> _Text provided_:
BEGIN

The main competitors to the company's WAN-as-a-service business model are telecoms like Verizon and Lumen on the network services side, and manufacturers like Silverpeak and Versa on the hardware side. WAN-as-a-service refers to wide area network (WAN) connectivity delivered to companies in such a way they can distribute traffic load across multiple connections to make transmission more efficient.
His finance operation includes a three-person FP&A team, something any company of comparable size or preparing to go public should have, at a minimum, he said.
Although the CFO should be expert in the data analysis and calculations, the FP&A team should do the work. Doing the work would be an inefficient use of the CFO's time.
"You're not going to have four hours to sit at your desk," he said. "So, you need a really good No. 2, No. 3, and No. 4. Of course, you're going to review the forecast, and know it."
Where CFOs add value on things like the forecast is on the communication side. It's incumbent on CFOs to see the story behind the numbers and be comfortable communicating that, whether it's to the CEO, board members or investors.

END

> _Material_:
BEGIN

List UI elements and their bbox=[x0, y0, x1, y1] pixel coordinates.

END

> _Goal_:
Rewrite the text on the finance chief's role from "His finance operation" up to and including "the CFO's time.", swapping "FP&A team" for "planning group".

> _Answer to this exercise_:
His finance operation includes a three-person planning group, something any company of comparable size or preparing to go public should have, at a minimum, he said.
Although the CFO should be expert in the data analysis and calculations, the planning group should do the work. Doing the work would be an inefficient use of the CFO's time.